Render everything from the row containing "node: R2 / 0V junction — [69, 189, 74, 194]" down to the row containing "svg-text:Supply: Supply — [158, 5, 198, 20]" as a Markdown table with the columns No. and Line, leaving out blank lines.

### Records
--- begin ---

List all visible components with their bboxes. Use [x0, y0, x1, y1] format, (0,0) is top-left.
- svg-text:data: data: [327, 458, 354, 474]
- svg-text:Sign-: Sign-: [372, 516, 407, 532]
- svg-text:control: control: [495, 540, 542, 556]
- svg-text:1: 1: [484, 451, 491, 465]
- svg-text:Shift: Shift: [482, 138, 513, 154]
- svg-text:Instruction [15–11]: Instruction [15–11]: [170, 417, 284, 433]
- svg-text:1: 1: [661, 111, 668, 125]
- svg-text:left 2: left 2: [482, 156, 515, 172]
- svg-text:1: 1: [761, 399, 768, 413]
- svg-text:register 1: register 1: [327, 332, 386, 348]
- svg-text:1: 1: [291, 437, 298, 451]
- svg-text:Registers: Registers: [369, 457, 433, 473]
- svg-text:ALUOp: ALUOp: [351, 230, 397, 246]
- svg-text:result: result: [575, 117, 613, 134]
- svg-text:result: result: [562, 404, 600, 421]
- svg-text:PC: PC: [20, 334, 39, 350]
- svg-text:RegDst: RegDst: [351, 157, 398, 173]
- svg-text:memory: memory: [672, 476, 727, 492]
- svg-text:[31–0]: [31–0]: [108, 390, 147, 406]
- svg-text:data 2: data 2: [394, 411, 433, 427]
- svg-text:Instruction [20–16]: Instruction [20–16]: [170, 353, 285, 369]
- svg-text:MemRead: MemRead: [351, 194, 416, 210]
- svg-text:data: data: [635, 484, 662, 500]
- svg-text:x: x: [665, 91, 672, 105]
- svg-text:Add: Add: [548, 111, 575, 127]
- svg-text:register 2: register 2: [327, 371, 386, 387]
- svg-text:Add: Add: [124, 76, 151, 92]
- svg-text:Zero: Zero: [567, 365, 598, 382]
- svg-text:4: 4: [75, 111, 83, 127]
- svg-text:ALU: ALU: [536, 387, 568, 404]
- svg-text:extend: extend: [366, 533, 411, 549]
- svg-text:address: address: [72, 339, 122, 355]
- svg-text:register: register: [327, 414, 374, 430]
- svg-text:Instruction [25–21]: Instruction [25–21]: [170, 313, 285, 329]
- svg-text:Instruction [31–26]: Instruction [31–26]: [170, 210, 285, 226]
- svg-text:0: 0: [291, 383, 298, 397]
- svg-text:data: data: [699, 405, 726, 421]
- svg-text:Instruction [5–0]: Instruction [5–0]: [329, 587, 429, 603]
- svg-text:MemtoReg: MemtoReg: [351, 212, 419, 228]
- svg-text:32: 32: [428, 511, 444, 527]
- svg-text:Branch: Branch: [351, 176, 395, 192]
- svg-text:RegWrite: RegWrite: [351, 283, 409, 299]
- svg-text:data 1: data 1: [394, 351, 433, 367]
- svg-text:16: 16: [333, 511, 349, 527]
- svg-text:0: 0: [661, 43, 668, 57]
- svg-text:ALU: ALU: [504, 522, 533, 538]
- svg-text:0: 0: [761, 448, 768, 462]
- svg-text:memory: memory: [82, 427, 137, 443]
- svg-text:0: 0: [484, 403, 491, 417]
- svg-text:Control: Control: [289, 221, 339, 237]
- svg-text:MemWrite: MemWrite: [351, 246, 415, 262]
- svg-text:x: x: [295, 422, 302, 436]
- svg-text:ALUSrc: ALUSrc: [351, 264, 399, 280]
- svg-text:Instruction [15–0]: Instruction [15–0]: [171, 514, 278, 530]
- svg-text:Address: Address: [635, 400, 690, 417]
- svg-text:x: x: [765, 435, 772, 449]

--- end ---
--- begin ---

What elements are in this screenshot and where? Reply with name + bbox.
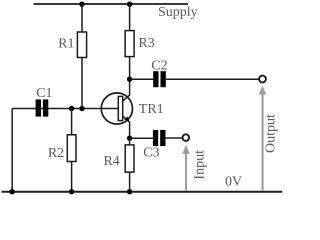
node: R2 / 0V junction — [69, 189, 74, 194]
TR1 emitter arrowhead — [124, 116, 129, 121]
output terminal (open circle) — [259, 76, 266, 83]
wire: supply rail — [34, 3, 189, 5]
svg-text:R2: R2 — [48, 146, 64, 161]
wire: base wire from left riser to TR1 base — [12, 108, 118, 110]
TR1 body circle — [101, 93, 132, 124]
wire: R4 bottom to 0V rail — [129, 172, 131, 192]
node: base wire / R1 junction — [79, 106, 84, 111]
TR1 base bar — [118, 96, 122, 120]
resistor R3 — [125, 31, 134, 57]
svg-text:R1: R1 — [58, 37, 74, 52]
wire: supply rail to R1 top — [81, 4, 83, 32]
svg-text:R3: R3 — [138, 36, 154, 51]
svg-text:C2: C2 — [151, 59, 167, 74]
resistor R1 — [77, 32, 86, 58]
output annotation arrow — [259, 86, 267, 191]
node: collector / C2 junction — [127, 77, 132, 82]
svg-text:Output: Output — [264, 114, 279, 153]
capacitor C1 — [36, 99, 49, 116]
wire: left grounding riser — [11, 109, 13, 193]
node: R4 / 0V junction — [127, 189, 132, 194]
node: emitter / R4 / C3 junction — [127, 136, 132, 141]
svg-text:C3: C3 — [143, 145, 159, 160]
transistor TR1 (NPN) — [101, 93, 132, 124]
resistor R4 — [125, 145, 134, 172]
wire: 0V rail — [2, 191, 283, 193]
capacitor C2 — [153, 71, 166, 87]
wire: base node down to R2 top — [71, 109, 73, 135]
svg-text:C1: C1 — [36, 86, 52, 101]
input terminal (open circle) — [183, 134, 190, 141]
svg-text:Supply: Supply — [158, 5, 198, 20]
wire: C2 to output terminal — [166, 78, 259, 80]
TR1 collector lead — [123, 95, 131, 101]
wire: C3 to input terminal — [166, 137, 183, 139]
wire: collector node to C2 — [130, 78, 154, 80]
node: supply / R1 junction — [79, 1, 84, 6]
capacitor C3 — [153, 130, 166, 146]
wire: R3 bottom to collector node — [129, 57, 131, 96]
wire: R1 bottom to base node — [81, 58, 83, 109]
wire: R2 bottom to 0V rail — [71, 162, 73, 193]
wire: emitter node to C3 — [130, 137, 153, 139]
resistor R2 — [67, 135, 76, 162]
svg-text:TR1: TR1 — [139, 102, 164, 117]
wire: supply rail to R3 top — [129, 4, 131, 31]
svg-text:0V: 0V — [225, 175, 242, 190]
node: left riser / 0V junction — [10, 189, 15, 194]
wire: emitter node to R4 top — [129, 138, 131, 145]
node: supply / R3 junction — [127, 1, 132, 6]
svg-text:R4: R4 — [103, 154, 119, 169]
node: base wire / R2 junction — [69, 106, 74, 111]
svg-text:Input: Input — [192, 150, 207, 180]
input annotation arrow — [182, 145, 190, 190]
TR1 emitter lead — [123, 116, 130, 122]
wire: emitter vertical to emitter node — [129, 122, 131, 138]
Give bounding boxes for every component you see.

--- end ---

### Result of the exercise
| No. | Line |
|---|---|
| 1 | node: R2 / 0V junction — [69, 189, 74, 194] |
| 2 | TR1 emitter arrowhead — [124, 116, 129, 121] |
| 3 | output terminal (open circle) — [259, 76, 266, 83] |
| 4 | wire: supply rail — [34, 3, 189, 5] |
| 5 | svg-text:R2: R2 — [48, 146, 64, 161] |
| 6 | wire: base wire from left riser to TR1 base — [12, 108, 118, 110] |
| 7 | TR1 body circle — [101, 93, 132, 124] |
| 8 | wire: R4 bottom to 0V rail — [129, 172, 131, 192] |
| 9 | node: base wire / R1 junction — [79, 106, 84, 111] |
| 10 | TR1 base bar — [118, 96, 122, 120] |
| 11 | resistor R3 — [125, 31, 134, 57] |
| 12 | svg-text:R1: R1 — [58, 37, 74, 52] |
| 13 | wire: supply rail to R1 top — [81, 4, 83, 32] |
| 14 | svg-text:R3: R3 — [138, 36, 154, 51] |
| 15 | svg-text:C2: C2 — [151, 59, 167, 74] |
| 16 | resistor R1 — [77, 32, 86, 58] |
| 17 | output annotation arrow — [259, 86, 267, 191] |
| 18 | node: collector / C2 junction — [127, 77, 132, 82] |
| 19 | svg-text:Output: Output — [264, 114, 279, 153] |
| 20 | capacitor C1 — [36, 99, 49, 116] |
| 21 | wire: left grounding riser — [11, 109, 13, 193] |
| 22 | node: R4 / 0V junction — [127, 189, 132, 194] |
| 23 | node: emitter / R4 / C3 junction — [127, 136, 132, 141] |
| 24 | svg-text:C3: C3 — [143, 145, 159, 160] |
| 25 | transistor TR1 (NPN) — [101, 93, 132, 124] |
| 26 | resistor R4 — [125, 145, 134, 172] |
| 27 | wire: 0V rail — [2, 191, 283, 193] |
| 28 | capacitor C2 — [153, 71, 166, 87] |
| 29 | wire: base node down to R2 top — [71, 109, 73, 135] |
| 30 | svg-text:C1: C1 — [36, 86, 52, 101] |
| 31 | input terminal (open circle) — [183, 134, 190, 141] |
| 32 | svg-text:Supply: Supply — [158, 5, 198, 20] |